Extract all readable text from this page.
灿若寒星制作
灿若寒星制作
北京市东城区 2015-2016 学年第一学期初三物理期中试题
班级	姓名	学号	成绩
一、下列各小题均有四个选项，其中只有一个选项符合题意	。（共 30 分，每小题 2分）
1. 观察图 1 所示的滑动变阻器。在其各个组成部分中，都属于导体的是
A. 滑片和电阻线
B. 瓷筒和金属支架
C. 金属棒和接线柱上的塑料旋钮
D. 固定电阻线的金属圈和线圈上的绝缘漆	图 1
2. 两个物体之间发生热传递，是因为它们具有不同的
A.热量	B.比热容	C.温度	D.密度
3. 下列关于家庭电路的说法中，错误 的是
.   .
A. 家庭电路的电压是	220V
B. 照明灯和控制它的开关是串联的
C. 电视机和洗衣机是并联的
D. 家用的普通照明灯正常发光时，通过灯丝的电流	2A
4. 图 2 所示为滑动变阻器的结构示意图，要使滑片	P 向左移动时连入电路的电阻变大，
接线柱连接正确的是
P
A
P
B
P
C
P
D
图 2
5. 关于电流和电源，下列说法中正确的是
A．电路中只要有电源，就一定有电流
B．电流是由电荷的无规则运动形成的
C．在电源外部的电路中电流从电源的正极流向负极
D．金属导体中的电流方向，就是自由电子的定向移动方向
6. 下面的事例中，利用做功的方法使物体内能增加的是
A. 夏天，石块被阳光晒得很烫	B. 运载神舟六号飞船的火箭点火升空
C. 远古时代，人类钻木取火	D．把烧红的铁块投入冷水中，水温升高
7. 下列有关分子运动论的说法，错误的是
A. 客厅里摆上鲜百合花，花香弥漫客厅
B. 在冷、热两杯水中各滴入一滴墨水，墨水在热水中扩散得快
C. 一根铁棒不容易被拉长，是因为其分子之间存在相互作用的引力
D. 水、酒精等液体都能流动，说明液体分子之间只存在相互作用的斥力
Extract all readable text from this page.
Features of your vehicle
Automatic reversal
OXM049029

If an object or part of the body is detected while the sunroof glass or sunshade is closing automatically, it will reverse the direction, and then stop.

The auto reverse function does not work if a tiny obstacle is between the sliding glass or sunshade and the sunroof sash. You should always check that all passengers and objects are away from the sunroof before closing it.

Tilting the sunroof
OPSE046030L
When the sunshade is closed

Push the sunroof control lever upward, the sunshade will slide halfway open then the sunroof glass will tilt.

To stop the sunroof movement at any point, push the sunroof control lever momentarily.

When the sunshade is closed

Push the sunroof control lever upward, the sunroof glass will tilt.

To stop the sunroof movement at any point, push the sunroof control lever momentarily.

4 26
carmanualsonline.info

* Directions for this task *
Each line above must be reproduced exactly as it stands.

* Output below *
Extract all readable text from this page.
灿若寒星制作
灿若寒星制作
北京市东城区 2015-2016 学年第一学期初三物理期中试题
班级	姓名	学号	成绩
一、下列各小题均有四个选项，其中只有一个选项符合题意	。（共 30 分，每小题 2分）
1. 观察图 1 所示的滑动变阻器。在其各个组成部分中，都属于导体的是
A. 滑片和电阻线
B. 瓷筒和金属支架
C. 金属棒和接线柱上的塑料旋钮
D. 固定电阻线的金属圈和线圈上的绝缘漆	图 1
2. 两个物体之间发生热传递，是因为它们具有不同的
A.热量	B.比热容	C.温度	D.密度
3. 下列关于家庭电路的说法中，错误 的是
.   .
A. 家庭电路的电压是	220V
B. 照明灯和控制它的开关是串联的
C. 电视机和洗衣机是并联的
D. 家用的普通照明灯正常发光时，通过灯丝的电流	2A
4. 图 2 所示为滑动变阻器的结构示意图，要使滑片	P 向左移动时连入电路的电阻变大，
接线柱连接正确的是
P
A
P
B
P
C
P
D
图 2
5. 关于电流和电源，下列说法中正确的是
A．电路中只要有电源，就一定有电流
B．电流是由电荷的无规则运动形成的
C．在电源外部的电路中电流从电源的正极流向负极
D．金属导体中的电流方向，就是自由电子的定向移动方向
6. 下面的事例中，利用做功的方法使物体内能增加的是
A. 夏天，石块被阳光晒得很烫	B. 运载神舟六号飞船的火箭点火升空
C. 远古时代，人类钻木取火	D．把烧红的铁块投入冷水中，水温升高
7. 下列有关分子运动论的说法，错误的是
A. 客厅里摆上鲜百合花，花香弥漫客厅
B. 在冷、热两杯水中各滴入一滴墨水，墨水在热水中扩散得快
C. 一根铁棒不容易被拉长，是因为其分子之间存在相互作用的引力
D. 水、酒精等液体都能流动，说明液体分子之间只存在相互作用的斥力
Extract all readable text from this page.
Features of your vehicle
Automatic reversal
OXM049029

If an object or part of the body is detected while the sunroof glass or sunshade is closing automatically, it will reverse the direction, and then stop.

The auto reverse function does not work if a tiny obstacle is between the sliding glass or sunshade and the sunroof sash. You should always check that all passengers and objects are away from the sunroof before closing it.

Tilting the sunroof
OPSE046030L
When the sunshade is closed

Push the sunroof control lever upward, the sunshade will slide halfway open then the sunroof glass will tilt.

To stop the sunroof movement at any point, push the sunroof control lever momentarily.

When the sunshade is closed

Push the sunroof control lever upward, the sunroof glass will tilt.

To stop the sunroof movement at any point, push the sunroof control lever momentarily.

4 26
carmanualsonline.info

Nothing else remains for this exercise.